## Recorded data
begin
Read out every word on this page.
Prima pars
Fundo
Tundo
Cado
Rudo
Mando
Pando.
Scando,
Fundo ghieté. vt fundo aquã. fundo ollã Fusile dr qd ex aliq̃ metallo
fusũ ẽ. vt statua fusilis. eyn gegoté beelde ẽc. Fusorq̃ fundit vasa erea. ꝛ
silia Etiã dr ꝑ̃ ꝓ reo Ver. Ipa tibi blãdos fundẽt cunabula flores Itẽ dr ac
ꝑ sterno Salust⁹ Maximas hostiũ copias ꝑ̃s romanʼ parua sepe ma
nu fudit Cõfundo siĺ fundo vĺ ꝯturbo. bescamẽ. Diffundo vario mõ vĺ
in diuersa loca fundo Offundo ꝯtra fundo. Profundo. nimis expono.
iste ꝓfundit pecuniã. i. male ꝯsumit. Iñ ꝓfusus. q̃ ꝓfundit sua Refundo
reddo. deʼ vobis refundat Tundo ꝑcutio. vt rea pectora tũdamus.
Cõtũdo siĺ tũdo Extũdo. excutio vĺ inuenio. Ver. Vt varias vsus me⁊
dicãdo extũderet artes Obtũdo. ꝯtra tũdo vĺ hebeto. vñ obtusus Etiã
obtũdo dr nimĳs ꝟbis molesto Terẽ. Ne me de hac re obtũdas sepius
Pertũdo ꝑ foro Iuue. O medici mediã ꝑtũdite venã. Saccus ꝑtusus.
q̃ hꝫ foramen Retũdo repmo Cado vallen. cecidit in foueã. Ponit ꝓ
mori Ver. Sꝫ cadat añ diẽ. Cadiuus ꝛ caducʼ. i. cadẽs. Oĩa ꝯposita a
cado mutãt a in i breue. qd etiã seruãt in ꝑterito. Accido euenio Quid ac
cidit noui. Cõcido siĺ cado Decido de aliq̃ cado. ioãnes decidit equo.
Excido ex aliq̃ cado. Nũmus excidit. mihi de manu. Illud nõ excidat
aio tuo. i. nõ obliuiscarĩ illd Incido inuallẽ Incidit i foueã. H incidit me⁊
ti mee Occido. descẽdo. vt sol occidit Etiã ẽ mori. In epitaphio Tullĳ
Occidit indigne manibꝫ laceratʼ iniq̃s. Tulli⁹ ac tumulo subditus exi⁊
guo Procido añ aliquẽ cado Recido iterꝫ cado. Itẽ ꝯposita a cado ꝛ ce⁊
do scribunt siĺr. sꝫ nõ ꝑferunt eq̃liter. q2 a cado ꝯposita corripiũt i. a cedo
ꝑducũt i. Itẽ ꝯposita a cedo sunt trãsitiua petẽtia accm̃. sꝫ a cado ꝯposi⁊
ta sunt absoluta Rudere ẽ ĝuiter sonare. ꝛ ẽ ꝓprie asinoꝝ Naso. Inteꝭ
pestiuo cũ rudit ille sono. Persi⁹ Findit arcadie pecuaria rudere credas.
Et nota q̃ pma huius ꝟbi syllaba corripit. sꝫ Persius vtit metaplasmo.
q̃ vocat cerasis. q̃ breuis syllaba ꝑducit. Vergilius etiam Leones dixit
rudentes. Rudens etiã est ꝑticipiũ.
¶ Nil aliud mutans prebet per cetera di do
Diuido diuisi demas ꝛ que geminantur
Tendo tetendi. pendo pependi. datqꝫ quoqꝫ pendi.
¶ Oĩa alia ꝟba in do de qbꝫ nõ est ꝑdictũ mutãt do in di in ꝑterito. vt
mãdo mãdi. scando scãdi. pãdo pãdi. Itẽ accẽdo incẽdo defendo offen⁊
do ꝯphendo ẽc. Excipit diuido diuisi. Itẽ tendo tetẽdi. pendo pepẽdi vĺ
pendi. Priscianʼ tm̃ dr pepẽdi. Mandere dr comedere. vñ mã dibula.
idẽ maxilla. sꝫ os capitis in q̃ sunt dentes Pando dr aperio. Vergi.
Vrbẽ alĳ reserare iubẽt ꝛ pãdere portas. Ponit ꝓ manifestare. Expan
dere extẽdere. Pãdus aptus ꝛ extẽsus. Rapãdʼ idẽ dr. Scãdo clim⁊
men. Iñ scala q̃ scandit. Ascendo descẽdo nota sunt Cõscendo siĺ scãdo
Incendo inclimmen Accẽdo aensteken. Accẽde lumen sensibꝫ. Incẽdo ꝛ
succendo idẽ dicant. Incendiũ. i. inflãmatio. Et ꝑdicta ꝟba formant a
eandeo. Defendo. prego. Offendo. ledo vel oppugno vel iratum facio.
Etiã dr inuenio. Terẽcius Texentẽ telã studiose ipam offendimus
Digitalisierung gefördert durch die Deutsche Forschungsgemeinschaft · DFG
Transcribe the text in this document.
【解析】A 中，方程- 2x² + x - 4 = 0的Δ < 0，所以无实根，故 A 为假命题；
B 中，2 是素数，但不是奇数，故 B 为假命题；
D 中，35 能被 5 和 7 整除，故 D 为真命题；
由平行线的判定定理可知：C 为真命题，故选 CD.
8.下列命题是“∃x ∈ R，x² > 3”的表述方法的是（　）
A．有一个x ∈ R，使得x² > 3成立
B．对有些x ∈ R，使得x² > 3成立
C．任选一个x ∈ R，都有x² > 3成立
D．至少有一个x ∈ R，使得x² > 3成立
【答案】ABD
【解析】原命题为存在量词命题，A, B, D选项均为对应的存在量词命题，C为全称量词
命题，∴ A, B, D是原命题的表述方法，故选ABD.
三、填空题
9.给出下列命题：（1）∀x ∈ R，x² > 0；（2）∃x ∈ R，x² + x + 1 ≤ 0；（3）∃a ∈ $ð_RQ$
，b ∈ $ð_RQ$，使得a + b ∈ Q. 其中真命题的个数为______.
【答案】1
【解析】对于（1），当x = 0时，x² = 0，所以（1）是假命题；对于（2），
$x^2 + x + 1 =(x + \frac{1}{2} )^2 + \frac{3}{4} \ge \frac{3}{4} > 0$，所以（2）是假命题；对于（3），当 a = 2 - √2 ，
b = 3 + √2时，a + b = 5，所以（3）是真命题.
end
## Task to carry out
Find the lines containing "是假命题" and list every one of them.

## Completed exercise
【解析】对于（1），当x = 0时，x² = 0，所以（1）是假命题；对于（2），
$x^2 + x + 1 =(x + \frac{1}{2} )^2 + \frac{3}{4} \ge \frac{3}{4} > 0$，所以（2）是假命题；对于（3），当 a = 2 - √2 ，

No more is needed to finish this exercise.